■ Given records:
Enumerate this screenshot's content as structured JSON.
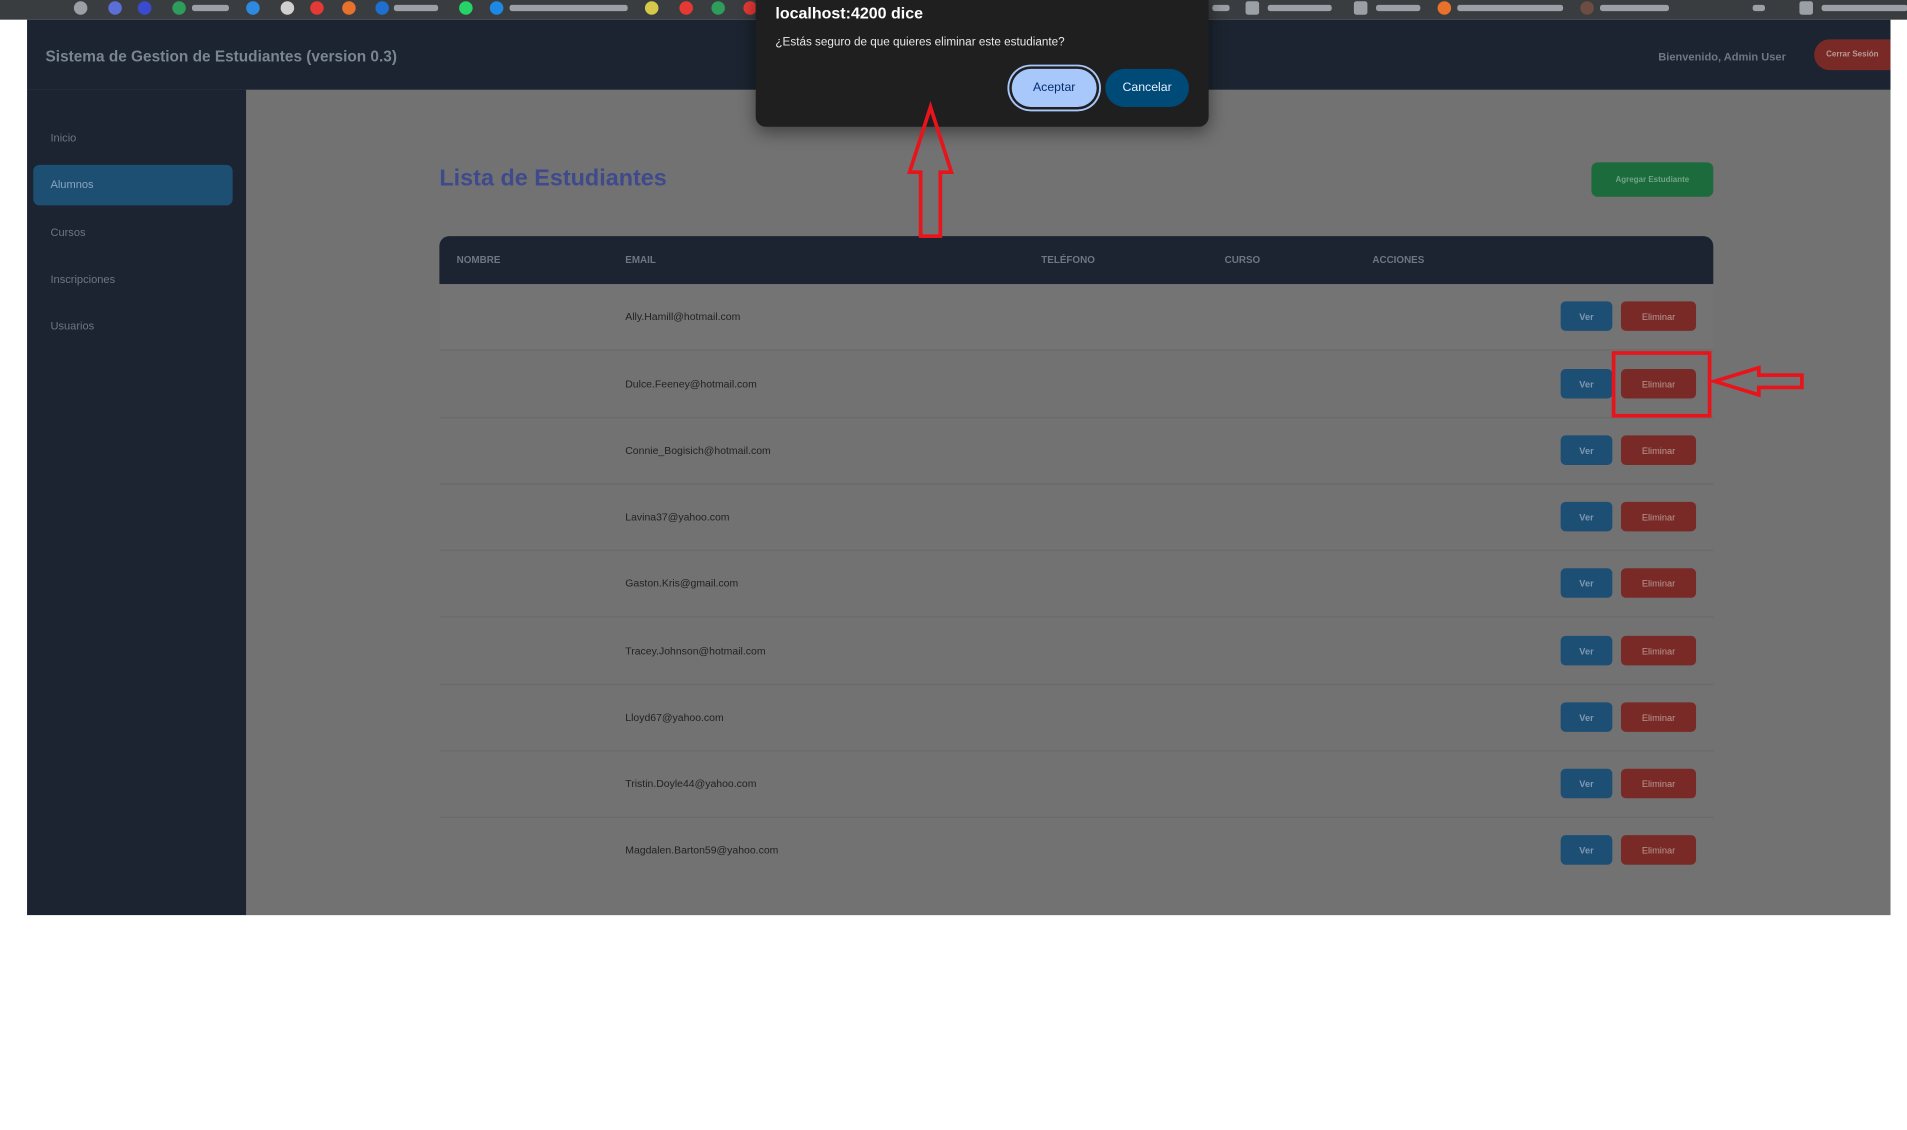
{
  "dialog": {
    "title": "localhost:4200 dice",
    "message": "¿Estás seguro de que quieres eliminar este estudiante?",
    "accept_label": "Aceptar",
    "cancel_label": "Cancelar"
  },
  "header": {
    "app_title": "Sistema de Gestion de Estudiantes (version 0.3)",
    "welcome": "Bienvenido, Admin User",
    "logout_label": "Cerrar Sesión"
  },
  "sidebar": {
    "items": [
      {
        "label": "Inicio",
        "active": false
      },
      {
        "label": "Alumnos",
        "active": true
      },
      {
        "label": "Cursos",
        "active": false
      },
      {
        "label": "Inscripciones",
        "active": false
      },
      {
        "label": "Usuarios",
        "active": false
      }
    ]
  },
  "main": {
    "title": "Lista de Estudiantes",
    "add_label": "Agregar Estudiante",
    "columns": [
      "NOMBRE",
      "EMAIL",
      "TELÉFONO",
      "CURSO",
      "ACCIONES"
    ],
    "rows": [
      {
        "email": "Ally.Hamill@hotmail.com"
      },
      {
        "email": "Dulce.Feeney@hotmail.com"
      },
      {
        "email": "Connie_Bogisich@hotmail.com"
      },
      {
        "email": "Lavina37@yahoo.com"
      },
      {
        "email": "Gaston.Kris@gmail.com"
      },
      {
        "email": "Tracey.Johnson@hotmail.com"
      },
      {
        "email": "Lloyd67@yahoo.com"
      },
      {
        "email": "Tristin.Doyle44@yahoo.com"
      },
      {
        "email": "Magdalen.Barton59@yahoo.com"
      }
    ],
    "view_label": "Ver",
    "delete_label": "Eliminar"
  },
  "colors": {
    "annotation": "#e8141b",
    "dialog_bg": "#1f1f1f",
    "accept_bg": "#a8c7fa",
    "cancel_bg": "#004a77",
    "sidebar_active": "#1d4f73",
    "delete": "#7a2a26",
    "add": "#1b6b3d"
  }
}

■ Exercise objective: Please transcribe the material above exactly as written. Leave the pictures out.

■ Exercise result:
Enumerate this screenshot's content as structured JSON.
{
  "dialog": {
    "title": "localhost:4200 dice",
    "message": "¿Estás seguro de que quieres eliminar este estudiante?",
    "accept_label": "Aceptar",
    "cancel_label": "Cancelar"
  },
  "header": {
    "app_title": "Sistema de Gestion de Estudiantes (version 0.3)",
    "welcome": "Bienvenido, Admin User",
    "logout_label": "Cerrar Sesión"
  },
  "sidebar": {
    "items": [
      {
        "label": "Inicio",
        "active": false
      },
      {
        "label": "Alumnos",
        "active": true
      },
      {
        "label": "Cursos",
        "active": false
      },
      {
        "label": "Inscripciones",
        "active": false
      },
      {
        "label": "Usuarios",
        "active": false
      }
    ]
  },
  "main": {
    "title": "Lista de Estudiantes",
    "add_label": "Agregar Estudiante",
    "columns": [
      "NOMBRE",
      "EMAIL",
      "TELÉFONO",
      "CURSO",
      "ACCIONES"
    ],
    "rows": [
      {
        "email": "Ally.Hamill@hotmail.com"
      },
      {
        "email": "Dulce.Feeney@hotmail.com"
      },
      {
        "email": "Connie_Bogisich@hotmail.com"
      },
      {
        "email": "Lavina37@yahoo.com"
      },
      {
        "email": "Gaston.Kris@gmail.com"
      },
      {
        "email": "Tracey.Johnson@hotmail.com"
      },
      {
        "email": "Lloyd67@yahoo.com"
      },
      {
        "email": "Tristin.Doyle44@yahoo.com"
      },
      {
        "email": "Magdalen.Barton59@yahoo.com"
      }
    ],
    "view_label": "Ver",
    "delete_label": "Eliminar"
  },
  "colors": {
    "annotation": "#e8141b",
    "dialog_bg": "#1f1f1f",
    "accept_bg": "#a8c7fa",
    "cancel_bg": "#004a77",
    "sidebar_active": "#1d4f73",
    "delete": "#7a2a26",
    "add": "#1b6b3d"
  }
}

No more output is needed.